## WORK INSTRUCTIONS:
Each entry that follows must be output without any deviation.

## RECORDS SHOWN:
■ ■ ■ ■

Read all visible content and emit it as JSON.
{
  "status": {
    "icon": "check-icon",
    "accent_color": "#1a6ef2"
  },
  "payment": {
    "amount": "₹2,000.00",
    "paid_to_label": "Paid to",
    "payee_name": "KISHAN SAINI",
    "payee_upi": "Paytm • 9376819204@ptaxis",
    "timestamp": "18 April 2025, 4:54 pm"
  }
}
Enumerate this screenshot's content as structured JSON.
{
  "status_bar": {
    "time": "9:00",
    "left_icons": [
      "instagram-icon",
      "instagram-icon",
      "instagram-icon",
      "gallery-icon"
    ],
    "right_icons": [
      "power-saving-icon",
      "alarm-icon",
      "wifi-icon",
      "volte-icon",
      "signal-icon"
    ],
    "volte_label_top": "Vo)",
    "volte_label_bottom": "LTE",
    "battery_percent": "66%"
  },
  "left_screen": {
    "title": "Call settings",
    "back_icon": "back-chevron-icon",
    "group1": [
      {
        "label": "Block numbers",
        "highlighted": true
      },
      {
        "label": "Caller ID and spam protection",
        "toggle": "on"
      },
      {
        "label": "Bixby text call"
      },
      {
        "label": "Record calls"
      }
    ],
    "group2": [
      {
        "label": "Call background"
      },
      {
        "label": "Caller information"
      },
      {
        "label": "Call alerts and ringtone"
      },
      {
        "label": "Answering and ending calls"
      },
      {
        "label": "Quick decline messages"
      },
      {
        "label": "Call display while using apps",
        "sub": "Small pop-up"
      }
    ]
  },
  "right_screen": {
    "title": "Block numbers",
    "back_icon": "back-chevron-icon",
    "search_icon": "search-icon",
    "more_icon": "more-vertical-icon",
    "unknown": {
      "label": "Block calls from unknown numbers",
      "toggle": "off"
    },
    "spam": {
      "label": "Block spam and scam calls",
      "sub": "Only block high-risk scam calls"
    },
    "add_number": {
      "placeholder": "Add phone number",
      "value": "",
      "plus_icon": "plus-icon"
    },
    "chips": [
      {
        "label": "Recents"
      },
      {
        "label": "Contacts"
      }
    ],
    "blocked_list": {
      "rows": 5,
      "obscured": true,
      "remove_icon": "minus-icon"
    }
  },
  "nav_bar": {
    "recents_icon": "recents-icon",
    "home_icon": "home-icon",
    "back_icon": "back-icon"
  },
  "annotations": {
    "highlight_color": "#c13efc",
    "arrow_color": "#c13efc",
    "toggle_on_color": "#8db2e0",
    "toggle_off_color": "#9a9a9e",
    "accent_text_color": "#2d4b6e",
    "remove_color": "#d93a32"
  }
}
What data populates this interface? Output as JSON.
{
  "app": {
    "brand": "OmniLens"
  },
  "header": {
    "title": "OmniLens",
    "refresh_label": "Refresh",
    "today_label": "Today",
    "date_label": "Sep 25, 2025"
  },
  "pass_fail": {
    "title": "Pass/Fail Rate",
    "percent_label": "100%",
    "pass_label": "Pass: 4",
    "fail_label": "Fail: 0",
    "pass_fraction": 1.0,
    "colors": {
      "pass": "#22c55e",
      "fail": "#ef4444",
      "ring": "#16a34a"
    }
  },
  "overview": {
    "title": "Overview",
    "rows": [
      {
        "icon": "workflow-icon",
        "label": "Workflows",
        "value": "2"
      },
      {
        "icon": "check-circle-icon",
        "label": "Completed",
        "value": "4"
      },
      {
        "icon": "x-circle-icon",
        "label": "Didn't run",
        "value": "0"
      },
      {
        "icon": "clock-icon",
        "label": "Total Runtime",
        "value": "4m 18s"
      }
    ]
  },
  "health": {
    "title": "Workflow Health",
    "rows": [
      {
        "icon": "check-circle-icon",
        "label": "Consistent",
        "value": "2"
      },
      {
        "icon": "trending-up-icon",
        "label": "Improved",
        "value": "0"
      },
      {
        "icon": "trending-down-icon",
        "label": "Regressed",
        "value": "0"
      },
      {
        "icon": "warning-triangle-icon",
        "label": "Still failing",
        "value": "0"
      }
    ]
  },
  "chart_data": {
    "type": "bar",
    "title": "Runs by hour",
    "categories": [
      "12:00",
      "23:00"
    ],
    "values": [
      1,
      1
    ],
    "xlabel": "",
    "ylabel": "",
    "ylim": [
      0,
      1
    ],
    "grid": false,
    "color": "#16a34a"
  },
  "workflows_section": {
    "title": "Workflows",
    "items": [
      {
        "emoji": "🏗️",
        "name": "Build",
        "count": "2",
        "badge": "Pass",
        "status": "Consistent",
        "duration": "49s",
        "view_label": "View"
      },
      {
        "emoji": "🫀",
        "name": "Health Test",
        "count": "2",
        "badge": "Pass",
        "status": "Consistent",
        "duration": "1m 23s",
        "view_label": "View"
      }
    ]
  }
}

■ ■ ■ ■

## WRITTEN SOLUTION:
Read all visible content and emit it as JSON.
{
  "status": {
    "icon": "check-icon",
    "accent_color": "#1a6ef2"
  },
  "payment": {
    "amount": "₹2,000.00",
    "paid_to_label": "Paid to",
    "payee_name": "KISHAN SAINI",
    "payee_upi": "Paytm • 9376819204@ptaxis",
    "timestamp": "18 April 2025, 4:54 pm"
  }
}
Enumerate this screenshot's content as structured JSON.
{
  "status_bar": {
    "time": "9:00",
    "left_icons": [
      "instagram-icon",
      "instagram-icon",
      "instagram-icon",
      "gallery-icon"
    ],
    "right_icons": [
      "power-saving-icon",
      "alarm-icon",
      "wifi-icon",
      "volte-icon",
      "signal-icon"
    ],
    "volte_label_top": "Vo)",
    "volte_label_bottom": "LTE",
    "battery_percent": "66%"
  },
  "left_screen": {
    "title": "Call settings",
    "back_icon": "back-chevron-icon",
    "group1": [
      {
        "label": "Block numbers",
        "highlighted": true
      },
      {
        "label": "Caller ID and spam protection",
        "toggle": "on"
      },
      {
        "label": "Bixby text call"
      },
      {
        "label": "Record calls"
      }
    ],
    "group2": [
      {
        "label": "Call background"
      },
      {
        "label": "Caller information"
      },
      {
        "label": "Call alerts and ringtone"
      },
      {
        "label": "Answering and ending calls"
      },
      {
        "label": "Quick decline messages"
      },
      {
        "label": "Call display while using apps",
        "sub": "Small pop-up"
      }
    ]
  },
  "right_screen": {
    "title": "Block numbers",
    "back_icon": "back-chevron-icon",
    "search_icon": "search-icon",
    "more_icon": "more-vertical-icon",
    "unknown": {
      "label": "Block calls from unknown numbers",
      "toggle": "off"
    },
    "spam": {
      "label": "Block spam and scam calls",
      "sub": "Only block high-risk scam calls"
    },
    "add_number": {
      "placeholder": "Add phone number",
      "value": "",
      "plus_icon": "plus-icon"
    },
    "chips": [
      {
        "label": "Recents"
      },
      {
        "label": "Contacts"
      }
    ],
    "blocked_list": {
      "rows": 5,
      "obscured": true,
      "remove_icon": "minus-icon"
    }
  },
  "nav_bar": {
    "recents_icon": "recents-icon",
    "home_icon": "home-icon",
    "back_icon": "back-icon"
  },
  "annotations": {
    "highlight_color": "#c13efc",
    "arrow_color": "#c13efc",
    "toggle_on_color": "#8db2e0",
    "toggle_off_color": "#9a9a9e",
    "accent_text_color": "#2d4b6e",
    "remove_color": "#d93a32"
  }
}
What data populates this interface? Output as JSON.
{
  "app": {
    "brand": "OmniLens"
  },
  "header": {
    "title": "OmniLens",
    "refresh_label": "Refresh",
    "today_label": "Today",
    "date_label": "Sep 25, 2025"
  },
  "pass_fail": {
    "title": "Pass/Fail Rate",
    "percent_label": "100%",
    "pass_label": "Pass: 4",
    "fail_label": "Fail: 0",
    "pass_fraction": 1.0,
    "colors": {
      "pass": "#22c55e",
      "fail": "#ef4444",
      "ring": "#16a34a"
    }
  },
  "overview": {
    "title": "Overview",
    "rows": [
      {
        "icon": "workflow-icon",
        "label": "Workflows",
        "value": "2"
      },
      {
        "icon": "check-circle-icon",
        "label": "Completed",
        "value": "4"
      },
      {
        "icon": "x-circle-icon",
        "label": "Didn't run",
        "value": "0"
      },
      {
        "icon": "clock-icon",
        "label": "Total Runtime",
        "value": "4m 18s"
      }
    ]
  },
  "health": {
    "title": "Workflow Health",
    "rows": [
      {
        "icon": "check-circle-icon",
        "label": "Consistent",
        "value": "2"
      },
      {
        "icon": "trending-up-icon",
        "label": "Improved",
        "value": "0"
      },
      {
        "icon": "trending-down-icon",
        "label": "Regressed",
        "value": "0"
      },
      {
        "icon": "warning-triangle-icon",
        "label": "Still failing",
        "value": "0"
      }
    ]
  },
  "chart_data": {
    "type": "bar",
    "title": "Runs by hour",
    "categories": [
      "12:00",
      "23:00"
    ],
    "values": [
      1,
      1
    ],
    "xlabel": "",
    "ylabel": "",
    "ylim": [
      0,
      1
    ],
    "grid": false,
    "color": "#16a34a"
  },
  "workflows_section": {
    "title": "Workflows",
    "items": [
      {
        "emoji": "🏗️",
        "name": "Build",
        "count": "2",
        "badge": "Pass",
        "status": "Consistent",
        "duration": "49s",
        "view_label": "View"
      },
      {
        "emoji": "🫀",
        "name": "Health Test",
        "count": "2",
        "badge": "Pass",
        "status": "Consistent",
        "duration": "1m 23s",
        "view_label": "View"
      }
    ]
  }
}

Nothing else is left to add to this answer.